Check every line of the entries for "keep", and copy the lines that hold it.

━━━

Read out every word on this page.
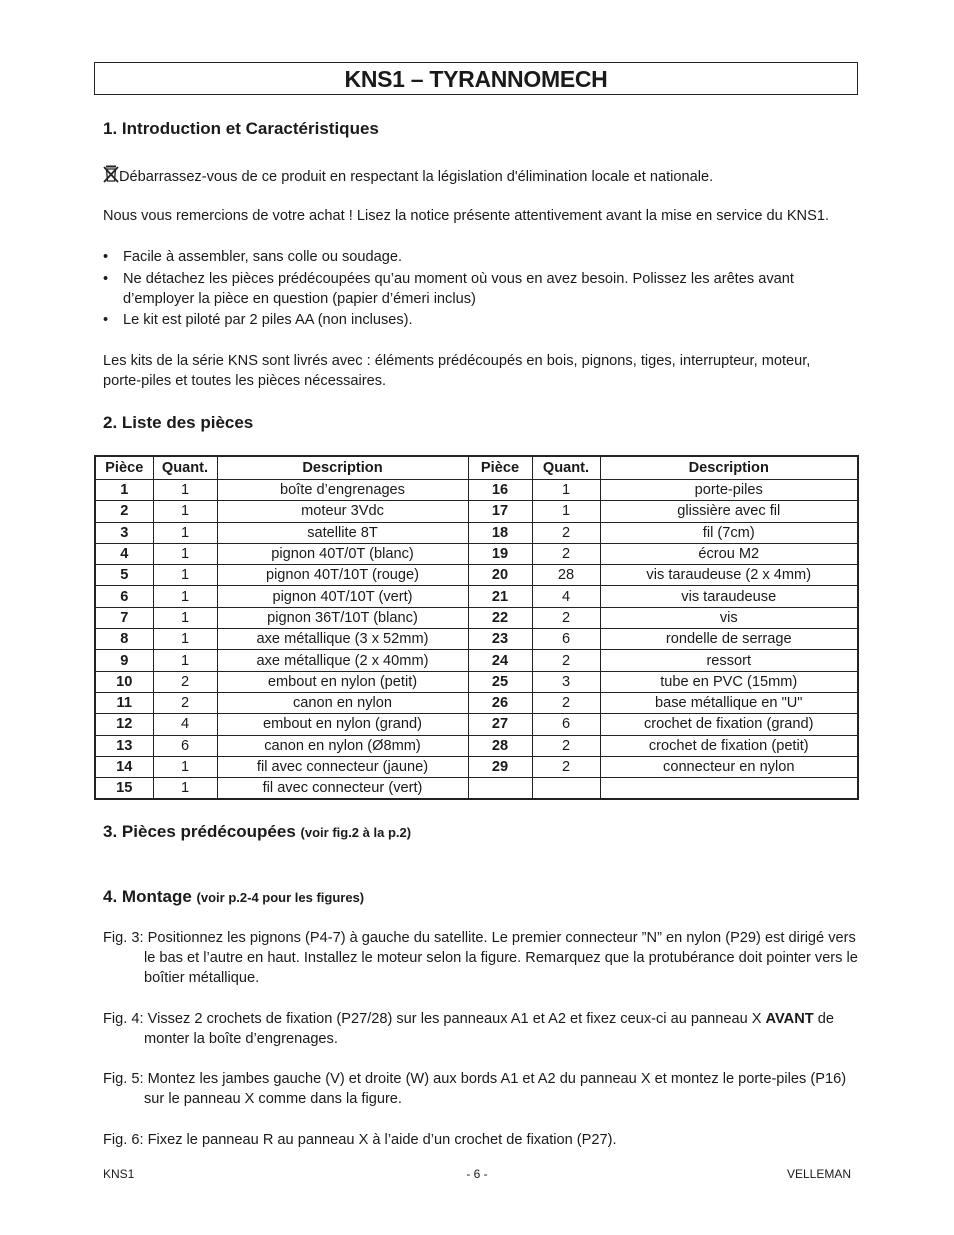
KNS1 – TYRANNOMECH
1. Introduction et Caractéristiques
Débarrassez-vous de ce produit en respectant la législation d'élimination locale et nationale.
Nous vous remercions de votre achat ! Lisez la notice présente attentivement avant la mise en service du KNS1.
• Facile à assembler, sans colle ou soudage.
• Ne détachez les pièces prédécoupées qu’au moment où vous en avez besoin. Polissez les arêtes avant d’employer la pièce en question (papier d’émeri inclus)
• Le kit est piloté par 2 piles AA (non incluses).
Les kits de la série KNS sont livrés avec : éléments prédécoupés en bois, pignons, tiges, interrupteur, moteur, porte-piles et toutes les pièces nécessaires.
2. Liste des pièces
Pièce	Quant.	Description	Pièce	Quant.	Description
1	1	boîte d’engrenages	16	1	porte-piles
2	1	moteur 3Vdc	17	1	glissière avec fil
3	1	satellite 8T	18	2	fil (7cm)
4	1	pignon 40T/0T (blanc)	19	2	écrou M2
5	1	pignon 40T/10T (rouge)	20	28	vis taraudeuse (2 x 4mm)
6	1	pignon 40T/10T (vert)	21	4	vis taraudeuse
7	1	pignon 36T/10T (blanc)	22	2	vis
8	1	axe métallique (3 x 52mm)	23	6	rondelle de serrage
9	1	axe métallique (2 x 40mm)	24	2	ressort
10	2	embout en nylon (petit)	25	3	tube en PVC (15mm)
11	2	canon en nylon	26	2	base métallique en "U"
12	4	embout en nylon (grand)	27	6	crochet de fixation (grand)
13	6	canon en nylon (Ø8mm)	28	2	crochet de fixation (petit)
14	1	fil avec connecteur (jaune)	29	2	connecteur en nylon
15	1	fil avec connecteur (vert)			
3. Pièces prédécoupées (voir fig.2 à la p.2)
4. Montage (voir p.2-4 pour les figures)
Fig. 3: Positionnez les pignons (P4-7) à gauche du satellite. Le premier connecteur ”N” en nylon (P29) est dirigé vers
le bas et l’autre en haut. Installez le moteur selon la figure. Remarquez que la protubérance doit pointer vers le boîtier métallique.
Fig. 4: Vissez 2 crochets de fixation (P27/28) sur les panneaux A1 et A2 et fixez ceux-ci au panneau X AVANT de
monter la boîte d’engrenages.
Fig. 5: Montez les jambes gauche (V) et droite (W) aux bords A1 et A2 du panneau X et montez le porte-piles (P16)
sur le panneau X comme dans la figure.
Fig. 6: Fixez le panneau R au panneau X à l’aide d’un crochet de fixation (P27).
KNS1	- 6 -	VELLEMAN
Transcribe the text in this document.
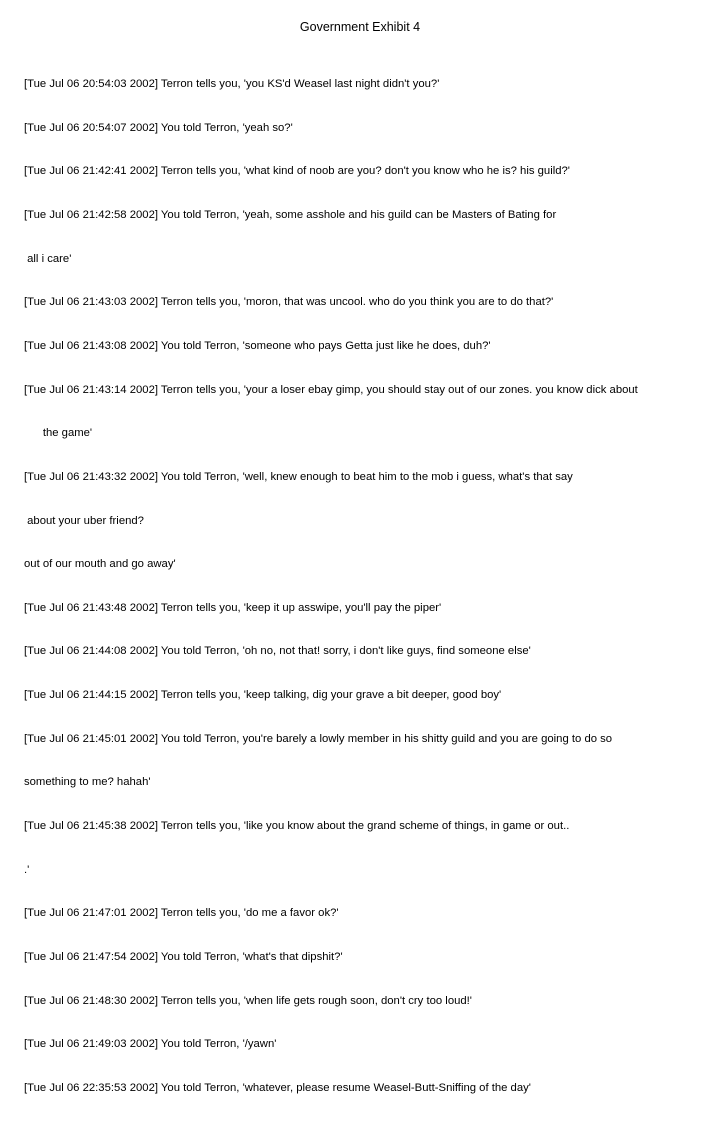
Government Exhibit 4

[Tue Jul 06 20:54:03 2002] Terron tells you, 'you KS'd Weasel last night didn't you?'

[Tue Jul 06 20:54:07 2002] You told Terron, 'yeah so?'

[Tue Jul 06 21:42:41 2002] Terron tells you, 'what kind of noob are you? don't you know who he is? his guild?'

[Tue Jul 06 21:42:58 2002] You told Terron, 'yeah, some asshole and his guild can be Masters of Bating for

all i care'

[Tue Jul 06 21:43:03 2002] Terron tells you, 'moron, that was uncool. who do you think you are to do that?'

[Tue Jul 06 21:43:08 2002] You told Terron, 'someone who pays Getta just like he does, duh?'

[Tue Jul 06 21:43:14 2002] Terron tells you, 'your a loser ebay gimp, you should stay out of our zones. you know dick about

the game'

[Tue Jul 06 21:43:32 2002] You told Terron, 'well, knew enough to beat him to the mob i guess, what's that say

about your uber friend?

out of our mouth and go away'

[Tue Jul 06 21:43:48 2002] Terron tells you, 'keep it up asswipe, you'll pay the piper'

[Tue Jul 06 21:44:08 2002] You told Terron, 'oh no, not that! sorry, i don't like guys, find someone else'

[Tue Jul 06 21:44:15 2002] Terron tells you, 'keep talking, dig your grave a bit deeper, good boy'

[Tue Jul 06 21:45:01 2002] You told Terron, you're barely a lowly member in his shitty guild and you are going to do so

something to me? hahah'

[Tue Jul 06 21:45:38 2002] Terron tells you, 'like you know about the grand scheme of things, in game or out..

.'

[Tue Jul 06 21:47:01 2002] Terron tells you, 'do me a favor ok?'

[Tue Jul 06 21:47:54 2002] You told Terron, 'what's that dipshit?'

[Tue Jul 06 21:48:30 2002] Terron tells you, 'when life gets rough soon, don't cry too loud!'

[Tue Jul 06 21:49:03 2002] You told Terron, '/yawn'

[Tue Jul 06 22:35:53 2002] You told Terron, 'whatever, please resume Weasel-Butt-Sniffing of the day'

━━━

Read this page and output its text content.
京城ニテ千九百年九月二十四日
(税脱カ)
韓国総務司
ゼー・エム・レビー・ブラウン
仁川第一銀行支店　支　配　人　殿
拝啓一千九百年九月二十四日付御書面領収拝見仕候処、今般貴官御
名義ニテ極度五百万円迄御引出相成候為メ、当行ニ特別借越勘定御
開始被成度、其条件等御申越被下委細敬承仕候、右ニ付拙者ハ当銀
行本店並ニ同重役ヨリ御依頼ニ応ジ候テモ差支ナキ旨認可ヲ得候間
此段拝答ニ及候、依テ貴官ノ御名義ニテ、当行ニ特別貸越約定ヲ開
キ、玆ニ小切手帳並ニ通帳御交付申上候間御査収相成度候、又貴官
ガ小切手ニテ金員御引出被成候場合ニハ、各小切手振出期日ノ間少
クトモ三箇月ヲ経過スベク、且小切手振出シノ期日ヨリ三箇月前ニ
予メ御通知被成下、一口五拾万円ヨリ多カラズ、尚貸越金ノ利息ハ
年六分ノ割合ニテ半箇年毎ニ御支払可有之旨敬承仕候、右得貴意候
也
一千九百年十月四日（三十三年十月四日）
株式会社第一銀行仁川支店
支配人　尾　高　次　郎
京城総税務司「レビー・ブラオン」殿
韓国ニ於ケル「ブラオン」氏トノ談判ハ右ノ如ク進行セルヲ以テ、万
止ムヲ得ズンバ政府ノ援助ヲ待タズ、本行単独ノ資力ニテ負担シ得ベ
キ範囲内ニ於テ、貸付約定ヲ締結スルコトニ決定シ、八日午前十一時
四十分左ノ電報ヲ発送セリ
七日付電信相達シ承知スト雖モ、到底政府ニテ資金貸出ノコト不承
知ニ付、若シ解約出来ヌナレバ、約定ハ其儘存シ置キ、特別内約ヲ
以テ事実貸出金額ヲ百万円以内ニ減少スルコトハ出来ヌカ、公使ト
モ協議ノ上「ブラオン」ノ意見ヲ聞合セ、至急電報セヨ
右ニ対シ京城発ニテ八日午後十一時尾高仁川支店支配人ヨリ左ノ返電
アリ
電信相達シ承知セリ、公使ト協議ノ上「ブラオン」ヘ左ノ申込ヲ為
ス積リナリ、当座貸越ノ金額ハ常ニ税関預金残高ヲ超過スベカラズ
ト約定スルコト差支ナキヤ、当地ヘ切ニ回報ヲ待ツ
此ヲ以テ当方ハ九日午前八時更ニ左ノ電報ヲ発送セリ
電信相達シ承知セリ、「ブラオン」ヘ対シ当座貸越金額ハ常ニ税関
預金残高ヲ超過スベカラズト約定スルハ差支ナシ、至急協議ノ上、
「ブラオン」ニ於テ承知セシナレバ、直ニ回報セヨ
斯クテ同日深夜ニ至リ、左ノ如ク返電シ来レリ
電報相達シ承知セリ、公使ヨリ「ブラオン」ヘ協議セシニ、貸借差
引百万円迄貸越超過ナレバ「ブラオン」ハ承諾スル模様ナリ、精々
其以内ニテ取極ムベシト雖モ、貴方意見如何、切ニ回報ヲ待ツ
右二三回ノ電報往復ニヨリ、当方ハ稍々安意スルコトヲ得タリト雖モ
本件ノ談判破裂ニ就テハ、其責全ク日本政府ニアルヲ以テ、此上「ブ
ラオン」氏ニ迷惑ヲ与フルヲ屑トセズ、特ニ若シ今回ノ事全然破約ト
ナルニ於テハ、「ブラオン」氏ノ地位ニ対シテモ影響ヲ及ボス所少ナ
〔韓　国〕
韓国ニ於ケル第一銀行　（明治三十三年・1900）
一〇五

━━━

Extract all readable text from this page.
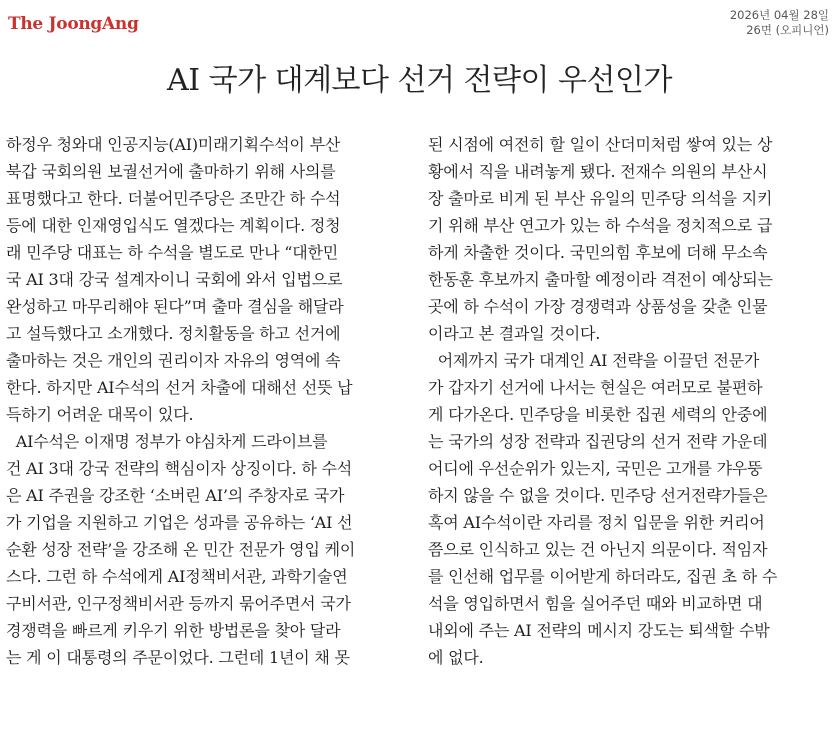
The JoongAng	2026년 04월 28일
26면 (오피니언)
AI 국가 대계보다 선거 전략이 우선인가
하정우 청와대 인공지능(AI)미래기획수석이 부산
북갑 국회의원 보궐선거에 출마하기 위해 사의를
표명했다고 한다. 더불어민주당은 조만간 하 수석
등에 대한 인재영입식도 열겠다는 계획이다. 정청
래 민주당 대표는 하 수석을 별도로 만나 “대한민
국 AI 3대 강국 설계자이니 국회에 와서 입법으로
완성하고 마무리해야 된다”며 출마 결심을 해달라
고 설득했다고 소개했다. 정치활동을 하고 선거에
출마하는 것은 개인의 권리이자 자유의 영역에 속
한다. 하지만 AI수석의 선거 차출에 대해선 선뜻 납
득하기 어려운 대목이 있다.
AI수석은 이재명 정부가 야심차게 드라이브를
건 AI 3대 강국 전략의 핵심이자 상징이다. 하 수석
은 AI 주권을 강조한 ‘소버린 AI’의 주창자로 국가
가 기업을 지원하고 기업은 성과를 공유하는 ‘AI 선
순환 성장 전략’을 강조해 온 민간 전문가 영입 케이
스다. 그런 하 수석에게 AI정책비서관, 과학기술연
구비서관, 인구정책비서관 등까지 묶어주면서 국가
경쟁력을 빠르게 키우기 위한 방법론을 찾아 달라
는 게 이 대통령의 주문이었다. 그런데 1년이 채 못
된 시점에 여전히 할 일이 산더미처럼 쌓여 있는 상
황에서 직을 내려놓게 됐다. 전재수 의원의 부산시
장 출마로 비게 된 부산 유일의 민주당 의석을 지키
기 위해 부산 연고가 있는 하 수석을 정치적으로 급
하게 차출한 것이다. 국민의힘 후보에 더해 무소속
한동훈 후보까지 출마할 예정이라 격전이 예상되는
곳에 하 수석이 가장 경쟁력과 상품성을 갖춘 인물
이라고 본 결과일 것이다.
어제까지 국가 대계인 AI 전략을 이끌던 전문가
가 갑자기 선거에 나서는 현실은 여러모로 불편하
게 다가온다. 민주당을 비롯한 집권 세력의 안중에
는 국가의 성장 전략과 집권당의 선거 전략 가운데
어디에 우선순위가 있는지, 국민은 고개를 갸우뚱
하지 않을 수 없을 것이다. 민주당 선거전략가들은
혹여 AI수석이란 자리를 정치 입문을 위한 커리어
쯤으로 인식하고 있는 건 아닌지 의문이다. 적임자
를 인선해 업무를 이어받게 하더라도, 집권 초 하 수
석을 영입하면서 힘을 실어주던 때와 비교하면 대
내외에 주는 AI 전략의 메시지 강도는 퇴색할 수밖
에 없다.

━━━

- **Final result**
[Tue Jul 06 21:43:48 2002] Terron tells you, 'keep it up asswipe, you'll pay the piper'
[Tue Jul 06 21:44:15 2002] Terron tells you, 'keep talking, dig your grave a bit deeper, good boy'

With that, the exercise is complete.